_Instructions to follow_
Collect each line of the entries that holds the string "probability".

_Data supplied_
-- -- --

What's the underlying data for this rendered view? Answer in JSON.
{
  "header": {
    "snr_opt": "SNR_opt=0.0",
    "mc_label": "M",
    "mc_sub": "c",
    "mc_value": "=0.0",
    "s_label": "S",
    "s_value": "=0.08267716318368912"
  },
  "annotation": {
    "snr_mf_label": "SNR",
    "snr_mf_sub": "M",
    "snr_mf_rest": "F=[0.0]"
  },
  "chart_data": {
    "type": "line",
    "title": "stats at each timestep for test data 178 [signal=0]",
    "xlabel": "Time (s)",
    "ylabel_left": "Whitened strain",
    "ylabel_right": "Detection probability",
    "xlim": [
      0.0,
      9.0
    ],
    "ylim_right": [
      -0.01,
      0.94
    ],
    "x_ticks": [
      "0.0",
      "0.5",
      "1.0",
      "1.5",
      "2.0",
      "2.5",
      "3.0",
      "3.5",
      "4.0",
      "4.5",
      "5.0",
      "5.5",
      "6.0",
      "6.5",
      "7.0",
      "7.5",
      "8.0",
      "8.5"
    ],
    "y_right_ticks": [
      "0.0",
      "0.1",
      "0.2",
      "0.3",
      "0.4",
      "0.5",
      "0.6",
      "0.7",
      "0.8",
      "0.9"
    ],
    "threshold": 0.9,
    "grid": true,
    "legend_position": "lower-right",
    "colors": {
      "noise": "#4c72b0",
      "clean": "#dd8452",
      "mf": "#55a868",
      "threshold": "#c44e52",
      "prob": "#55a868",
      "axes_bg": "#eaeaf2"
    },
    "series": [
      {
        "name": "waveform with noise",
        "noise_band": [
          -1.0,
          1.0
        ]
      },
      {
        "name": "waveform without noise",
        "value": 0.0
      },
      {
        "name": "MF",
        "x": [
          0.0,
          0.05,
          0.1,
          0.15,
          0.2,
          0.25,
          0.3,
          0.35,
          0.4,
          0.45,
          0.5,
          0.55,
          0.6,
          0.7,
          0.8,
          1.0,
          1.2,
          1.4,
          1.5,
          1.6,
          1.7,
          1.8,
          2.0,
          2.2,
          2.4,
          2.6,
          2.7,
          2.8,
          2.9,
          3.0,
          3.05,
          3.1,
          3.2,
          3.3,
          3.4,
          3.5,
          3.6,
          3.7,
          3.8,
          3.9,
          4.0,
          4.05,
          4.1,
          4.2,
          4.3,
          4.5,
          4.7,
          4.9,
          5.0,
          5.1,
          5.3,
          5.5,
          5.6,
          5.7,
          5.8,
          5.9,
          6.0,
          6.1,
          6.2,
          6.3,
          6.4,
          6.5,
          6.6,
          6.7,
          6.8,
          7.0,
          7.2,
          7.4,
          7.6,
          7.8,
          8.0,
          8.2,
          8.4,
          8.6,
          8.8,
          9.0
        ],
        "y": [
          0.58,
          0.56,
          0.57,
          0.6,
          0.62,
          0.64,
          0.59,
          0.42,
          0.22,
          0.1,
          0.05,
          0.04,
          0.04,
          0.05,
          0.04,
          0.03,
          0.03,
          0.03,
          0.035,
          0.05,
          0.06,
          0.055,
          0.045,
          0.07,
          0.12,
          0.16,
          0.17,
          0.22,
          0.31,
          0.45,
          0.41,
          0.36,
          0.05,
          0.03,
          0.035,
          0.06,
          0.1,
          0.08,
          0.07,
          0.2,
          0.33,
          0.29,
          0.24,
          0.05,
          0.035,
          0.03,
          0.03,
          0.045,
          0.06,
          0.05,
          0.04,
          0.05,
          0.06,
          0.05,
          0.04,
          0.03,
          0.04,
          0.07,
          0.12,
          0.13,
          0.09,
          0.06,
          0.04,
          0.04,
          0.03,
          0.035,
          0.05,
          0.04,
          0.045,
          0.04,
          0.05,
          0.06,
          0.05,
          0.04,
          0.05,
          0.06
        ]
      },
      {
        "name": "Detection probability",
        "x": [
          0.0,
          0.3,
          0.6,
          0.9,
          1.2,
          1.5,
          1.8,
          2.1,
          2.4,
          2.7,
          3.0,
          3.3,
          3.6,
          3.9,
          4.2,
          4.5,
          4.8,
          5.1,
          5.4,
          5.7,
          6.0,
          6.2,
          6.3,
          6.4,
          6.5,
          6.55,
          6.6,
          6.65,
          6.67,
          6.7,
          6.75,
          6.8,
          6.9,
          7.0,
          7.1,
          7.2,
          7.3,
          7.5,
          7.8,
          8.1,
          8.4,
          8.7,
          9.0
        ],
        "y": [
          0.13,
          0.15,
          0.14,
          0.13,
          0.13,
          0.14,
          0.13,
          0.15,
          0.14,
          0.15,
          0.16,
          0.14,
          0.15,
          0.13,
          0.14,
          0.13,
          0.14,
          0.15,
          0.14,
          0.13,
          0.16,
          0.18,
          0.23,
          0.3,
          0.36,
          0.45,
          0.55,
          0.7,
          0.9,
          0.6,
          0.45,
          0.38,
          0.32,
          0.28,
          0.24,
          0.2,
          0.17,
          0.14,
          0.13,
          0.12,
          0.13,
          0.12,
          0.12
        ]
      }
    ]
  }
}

-- -- --

_The solution_
    "ylabel_right": "Detection probability",
        "name": "Detection probability",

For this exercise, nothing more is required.